[Dataset rows start]

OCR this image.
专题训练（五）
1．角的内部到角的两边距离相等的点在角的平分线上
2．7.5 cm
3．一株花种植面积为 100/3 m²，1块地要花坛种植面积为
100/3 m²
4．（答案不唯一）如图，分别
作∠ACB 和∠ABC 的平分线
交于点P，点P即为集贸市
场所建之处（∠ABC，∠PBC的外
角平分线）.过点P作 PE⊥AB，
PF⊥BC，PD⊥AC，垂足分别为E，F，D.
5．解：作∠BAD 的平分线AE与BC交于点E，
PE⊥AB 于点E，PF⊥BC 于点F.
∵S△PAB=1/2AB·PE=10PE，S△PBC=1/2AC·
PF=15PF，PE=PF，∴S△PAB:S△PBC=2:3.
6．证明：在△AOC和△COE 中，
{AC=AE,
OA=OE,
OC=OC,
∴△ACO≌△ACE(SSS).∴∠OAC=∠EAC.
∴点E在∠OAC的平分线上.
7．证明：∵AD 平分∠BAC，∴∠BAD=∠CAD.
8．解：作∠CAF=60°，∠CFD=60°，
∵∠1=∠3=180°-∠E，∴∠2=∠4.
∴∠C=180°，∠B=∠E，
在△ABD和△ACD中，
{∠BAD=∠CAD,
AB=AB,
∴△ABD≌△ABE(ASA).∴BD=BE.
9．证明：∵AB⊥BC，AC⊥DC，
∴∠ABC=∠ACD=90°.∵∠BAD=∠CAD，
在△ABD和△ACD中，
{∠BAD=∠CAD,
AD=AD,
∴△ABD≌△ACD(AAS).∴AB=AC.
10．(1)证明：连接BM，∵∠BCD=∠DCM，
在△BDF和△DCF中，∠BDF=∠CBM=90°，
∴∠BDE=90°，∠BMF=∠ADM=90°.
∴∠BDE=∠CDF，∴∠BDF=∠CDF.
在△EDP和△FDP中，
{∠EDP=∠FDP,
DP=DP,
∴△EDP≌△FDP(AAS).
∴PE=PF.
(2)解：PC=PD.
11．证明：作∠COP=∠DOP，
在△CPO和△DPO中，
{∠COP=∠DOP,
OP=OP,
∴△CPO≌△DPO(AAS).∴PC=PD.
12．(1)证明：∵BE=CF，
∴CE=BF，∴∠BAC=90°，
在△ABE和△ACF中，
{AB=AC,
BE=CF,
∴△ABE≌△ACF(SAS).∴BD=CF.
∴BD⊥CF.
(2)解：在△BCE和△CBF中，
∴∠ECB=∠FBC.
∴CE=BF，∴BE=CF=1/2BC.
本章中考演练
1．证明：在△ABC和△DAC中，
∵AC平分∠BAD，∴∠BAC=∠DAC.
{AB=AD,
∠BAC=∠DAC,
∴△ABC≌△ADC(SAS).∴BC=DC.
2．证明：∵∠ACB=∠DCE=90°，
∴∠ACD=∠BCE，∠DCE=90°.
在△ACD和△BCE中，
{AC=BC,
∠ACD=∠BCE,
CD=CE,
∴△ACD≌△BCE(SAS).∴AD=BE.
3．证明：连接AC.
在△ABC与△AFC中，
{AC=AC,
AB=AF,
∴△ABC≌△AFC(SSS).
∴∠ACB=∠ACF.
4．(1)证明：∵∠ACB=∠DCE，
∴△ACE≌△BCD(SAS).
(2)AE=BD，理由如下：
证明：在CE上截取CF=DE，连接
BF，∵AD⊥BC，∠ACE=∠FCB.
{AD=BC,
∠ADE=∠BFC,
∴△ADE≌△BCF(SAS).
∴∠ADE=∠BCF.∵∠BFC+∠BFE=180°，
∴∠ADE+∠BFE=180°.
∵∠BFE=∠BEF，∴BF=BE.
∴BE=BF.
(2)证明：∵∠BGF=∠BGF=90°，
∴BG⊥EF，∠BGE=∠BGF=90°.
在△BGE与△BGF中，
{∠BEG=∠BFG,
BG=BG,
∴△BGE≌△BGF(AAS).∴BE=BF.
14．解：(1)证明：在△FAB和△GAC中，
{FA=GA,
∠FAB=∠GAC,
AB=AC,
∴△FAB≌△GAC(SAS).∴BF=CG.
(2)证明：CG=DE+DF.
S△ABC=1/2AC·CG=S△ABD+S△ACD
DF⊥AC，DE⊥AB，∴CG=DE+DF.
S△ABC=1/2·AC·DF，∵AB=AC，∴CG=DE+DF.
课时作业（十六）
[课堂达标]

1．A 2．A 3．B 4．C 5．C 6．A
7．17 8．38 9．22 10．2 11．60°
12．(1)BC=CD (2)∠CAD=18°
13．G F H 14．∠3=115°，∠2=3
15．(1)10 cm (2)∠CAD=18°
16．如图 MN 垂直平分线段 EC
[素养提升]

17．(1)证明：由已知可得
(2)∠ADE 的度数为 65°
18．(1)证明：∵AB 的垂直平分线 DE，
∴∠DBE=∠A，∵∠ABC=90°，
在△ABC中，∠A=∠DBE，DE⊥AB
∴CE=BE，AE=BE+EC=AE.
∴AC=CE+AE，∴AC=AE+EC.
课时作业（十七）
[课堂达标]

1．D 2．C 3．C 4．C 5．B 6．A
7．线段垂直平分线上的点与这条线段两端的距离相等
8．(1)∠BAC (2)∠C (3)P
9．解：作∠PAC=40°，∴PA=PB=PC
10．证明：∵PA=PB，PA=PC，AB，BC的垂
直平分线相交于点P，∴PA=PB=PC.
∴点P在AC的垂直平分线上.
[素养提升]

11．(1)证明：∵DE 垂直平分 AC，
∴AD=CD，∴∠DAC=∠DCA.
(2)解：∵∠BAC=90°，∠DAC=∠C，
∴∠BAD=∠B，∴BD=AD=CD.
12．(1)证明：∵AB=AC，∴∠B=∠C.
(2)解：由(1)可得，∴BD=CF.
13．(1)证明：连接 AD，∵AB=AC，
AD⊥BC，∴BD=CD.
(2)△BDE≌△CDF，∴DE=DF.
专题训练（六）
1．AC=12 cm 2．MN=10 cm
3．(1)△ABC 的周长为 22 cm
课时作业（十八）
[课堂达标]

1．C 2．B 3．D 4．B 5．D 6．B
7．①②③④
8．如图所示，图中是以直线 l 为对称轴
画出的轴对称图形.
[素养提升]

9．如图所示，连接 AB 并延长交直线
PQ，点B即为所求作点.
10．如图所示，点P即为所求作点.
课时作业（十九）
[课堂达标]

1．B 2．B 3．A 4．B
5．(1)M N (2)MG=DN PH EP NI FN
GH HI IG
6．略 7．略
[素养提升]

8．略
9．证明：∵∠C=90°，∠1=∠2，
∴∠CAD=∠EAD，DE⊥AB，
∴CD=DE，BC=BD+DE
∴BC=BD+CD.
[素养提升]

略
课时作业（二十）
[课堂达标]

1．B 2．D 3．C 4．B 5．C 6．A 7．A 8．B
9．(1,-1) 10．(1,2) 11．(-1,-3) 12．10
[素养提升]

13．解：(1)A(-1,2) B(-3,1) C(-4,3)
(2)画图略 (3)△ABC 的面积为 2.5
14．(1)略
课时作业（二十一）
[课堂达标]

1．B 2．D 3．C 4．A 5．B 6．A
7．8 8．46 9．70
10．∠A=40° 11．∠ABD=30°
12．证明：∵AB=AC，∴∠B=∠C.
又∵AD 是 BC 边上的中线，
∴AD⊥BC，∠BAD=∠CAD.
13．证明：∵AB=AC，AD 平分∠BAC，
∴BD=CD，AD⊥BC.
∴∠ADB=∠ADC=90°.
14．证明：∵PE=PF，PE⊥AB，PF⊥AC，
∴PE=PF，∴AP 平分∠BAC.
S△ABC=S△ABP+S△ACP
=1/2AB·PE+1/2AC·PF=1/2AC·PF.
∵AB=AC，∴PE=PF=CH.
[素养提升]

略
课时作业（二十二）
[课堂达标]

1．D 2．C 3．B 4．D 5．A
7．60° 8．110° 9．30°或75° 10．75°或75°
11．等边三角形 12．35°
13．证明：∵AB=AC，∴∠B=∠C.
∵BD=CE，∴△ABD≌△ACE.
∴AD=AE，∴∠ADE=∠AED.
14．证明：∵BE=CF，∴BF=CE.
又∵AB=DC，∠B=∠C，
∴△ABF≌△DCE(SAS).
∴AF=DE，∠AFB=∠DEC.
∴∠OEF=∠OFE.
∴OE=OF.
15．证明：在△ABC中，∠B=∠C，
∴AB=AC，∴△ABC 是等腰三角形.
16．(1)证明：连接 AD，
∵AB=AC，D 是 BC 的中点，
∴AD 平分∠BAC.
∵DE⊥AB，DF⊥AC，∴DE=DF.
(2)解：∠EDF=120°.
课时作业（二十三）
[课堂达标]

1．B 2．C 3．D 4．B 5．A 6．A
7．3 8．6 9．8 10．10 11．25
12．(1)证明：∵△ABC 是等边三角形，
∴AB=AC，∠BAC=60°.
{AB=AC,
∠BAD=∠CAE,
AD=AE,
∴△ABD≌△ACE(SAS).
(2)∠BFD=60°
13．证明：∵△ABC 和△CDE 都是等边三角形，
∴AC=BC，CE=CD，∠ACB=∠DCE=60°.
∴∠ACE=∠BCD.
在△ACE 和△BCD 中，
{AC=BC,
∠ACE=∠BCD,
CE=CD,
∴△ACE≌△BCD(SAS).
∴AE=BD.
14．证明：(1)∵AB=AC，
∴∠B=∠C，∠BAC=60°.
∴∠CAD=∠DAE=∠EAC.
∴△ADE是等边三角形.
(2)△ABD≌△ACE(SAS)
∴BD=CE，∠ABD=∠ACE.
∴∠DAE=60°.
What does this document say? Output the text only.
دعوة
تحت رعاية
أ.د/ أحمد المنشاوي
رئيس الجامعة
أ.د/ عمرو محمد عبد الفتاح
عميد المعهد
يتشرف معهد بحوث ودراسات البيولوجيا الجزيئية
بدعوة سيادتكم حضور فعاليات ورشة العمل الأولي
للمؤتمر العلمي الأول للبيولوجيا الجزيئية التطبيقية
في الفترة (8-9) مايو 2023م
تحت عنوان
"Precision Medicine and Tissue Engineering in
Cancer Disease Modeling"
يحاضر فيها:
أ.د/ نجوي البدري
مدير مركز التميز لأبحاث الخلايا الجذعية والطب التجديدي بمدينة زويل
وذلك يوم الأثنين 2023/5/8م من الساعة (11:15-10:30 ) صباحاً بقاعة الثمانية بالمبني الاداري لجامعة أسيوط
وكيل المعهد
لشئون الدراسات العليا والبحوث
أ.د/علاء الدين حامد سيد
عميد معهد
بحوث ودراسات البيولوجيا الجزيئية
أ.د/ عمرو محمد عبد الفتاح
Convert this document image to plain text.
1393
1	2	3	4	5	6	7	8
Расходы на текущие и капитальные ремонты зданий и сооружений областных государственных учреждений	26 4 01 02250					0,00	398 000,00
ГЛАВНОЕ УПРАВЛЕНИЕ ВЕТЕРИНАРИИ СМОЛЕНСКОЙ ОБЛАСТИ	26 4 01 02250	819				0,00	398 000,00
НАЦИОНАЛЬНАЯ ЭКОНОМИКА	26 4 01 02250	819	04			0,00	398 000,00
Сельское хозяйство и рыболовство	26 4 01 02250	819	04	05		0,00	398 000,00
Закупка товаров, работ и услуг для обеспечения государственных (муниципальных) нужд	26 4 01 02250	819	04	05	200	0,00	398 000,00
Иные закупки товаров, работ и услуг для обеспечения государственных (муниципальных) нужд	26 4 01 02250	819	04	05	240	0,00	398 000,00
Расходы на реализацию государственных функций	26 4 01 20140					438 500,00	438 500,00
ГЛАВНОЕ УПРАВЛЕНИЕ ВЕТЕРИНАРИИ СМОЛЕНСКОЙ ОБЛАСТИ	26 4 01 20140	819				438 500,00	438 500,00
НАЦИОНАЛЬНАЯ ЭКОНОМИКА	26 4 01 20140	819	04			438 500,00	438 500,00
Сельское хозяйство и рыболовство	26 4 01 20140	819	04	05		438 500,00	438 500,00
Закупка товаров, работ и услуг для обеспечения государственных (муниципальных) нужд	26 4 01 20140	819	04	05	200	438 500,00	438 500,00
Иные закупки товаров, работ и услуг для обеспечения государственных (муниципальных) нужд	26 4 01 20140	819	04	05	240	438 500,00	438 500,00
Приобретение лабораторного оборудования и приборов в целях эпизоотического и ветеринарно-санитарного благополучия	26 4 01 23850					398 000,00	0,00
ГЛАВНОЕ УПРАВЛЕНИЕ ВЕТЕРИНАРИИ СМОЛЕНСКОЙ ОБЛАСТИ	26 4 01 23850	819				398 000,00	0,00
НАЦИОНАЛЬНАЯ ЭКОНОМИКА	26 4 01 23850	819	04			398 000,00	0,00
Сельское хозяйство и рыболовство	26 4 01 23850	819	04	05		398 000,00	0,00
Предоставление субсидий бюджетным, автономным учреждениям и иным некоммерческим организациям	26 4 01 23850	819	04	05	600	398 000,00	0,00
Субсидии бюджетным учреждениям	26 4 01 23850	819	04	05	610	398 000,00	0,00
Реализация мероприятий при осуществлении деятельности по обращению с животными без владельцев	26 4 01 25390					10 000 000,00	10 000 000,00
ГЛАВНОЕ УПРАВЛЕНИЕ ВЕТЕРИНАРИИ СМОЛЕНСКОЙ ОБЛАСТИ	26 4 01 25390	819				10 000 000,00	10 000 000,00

[Dataset rows end]

Set problem
Your answer should consist only of the lines from the one with "Convert this document image to plain text." through the end of the data above, reproduced exactly.

The output
Convert this document image to plain text.
1393
1	2	3	4	5	6	7	8
Расходы на текущие и капитальные ремонты зданий и сооружений областных государственных учреждений	26 4 01 02250					0,00	398 000,00
ГЛАВНОЕ УПРАВЛЕНИЕ ВЕТЕРИНАРИИ СМОЛЕНСКОЙ ОБЛАСТИ	26 4 01 02250	819				0,00	398 000,00
НАЦИОНАЛЬНАЯ ЭКОНОМИКА	26 4 01 02250	819	04			0,00	398 000,00
Сельское хозяйство и рыболовство	26 4 01 02250	819	04	05		0,00	398 000,00
Закупка товаров, работ и услуг для обеспечения государственных (муниципальных) нужд	26 4 01 02250	819	04	05	200	0,00	398 000,00
Иные закупки товаров, работ и услуг для обеспечения государственных (муниципальных) нужд	26 4 01 02250	819	04	05	240	0,00	398 000,00
Расходы на реализацию государственных функций	26 4 01 20140					438 500,00	438 500,00
ГЛАВНОЕ УПРАВЛЕНИЕ ВЕТЕРИНАРИИ СМОЛЕНСКОЙ ОБЛАСТИ	26 4 01 20140	819				438 500,00	438 500,00
НАЦИОНАЛЬНАЯ ЭКОНОМИКА	26 4 01 20140	819	04			438 500,00	438 500,00
Сельское хозяйство и рыболовство	26 4 01 20140	819	04	05		438 500,00	438 500,00
Закупка товаров, работ и услуг для обеспечения государственных (муниципальных) нужд	26 4 01 20140	819	04	05	200	438 500,00	438 500,00
Иные закупки товаров, работ и услуг для обеспечения государственных (муниципальных) нужд	26 4 01 20140	819	04	05	240	438 500,00	438 500,00
Приобретение лабораторного оборудования и приборов в целях эпизоотического и ветеринарно-санитарного благополучия	26 4 01 23850					398 000,00	0,00
ГЛАВНОЕ УПРАВЛЕНИЕ ВЕТЕРИНАРИИ СМОЛЕНСКОЙ ОБЛАСТИ	26 4 01 23850	819				398 000,00	0,00
НАЦИОНАЛЬНАЯ ЭКОНОМИКА	26 4 01 23850	819	04			398 000,00	0,00
Сельское хозяйство и рыболовство	26 4 01 23850	819	04	05		398 000,00	0,00
Предоставление субсидий бюджетным, автономным учреждениям и иным некоммерческим организациям	26 4 01 23850	819	04	05	600	398 000,00	0,00
Субсидии бюджетным учреждениям	26 4 01 23850	819	04	05	610	398 000,00	0,00
Реализация мероприятий при осуществлении деятельности по обращению с животными без владельцев	26 4 01 25390					10 000 000,00	10 000 000,00
ГЛАВНОЕ УПРАВЛЕНИЕ ВЕТЕРИНАРИИ СМОЛЕНСКОЙ ОБЛАСТИ	26 4 01 25390	819				10 000 000,00	10 000 000,00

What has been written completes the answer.